▶ _PROBLEM DETAILS_: Every line below that includes "Received" counts toward the total. Report that total alone.

▶ _Extracted data entries_:

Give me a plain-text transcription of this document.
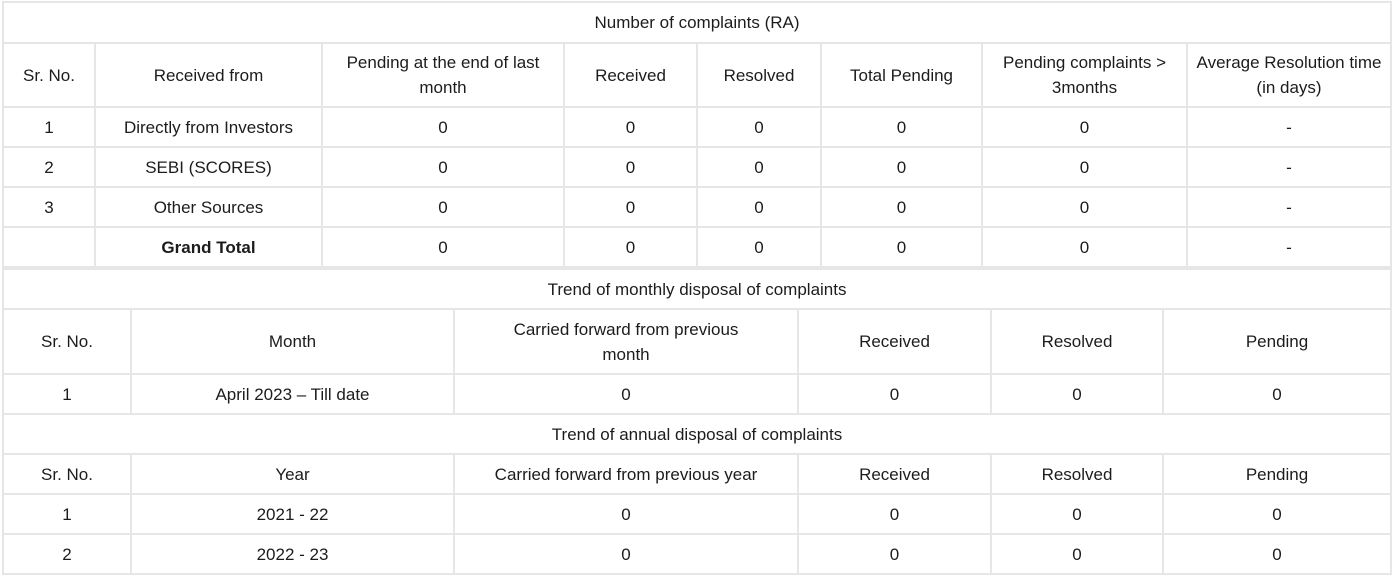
Number of complaints (RA)							
Sr. No.	Received from	Pending at the end of last month	Received	Resolved	Total Pending	Pending complaints > 3months	Average Resolution time (in days)
1	Directly from Investors	0	0	0	0	0	-
2	SEBI (SCORES)	0	0	0	0	0	-
3	Other Sources	0	0	0	0	0	-
	Grand Total	0	0	0	0	0	-
Trend of monthly disposal of complaints					
Sr. No.	Month	Carried forward from previous month	Received	Resolved	Pending
1	April 2023 – Till date	0	0	0	0
Trend of annual disposal of complaints					
Sr. No.	Year	Carried forward from previous year	Received	Resolved	Pending
1	2021 - 22	0	0	0	0
2	2022 - 23	0	0	0	0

▶ _SOLUTION TO THIS PROBLEM_: 3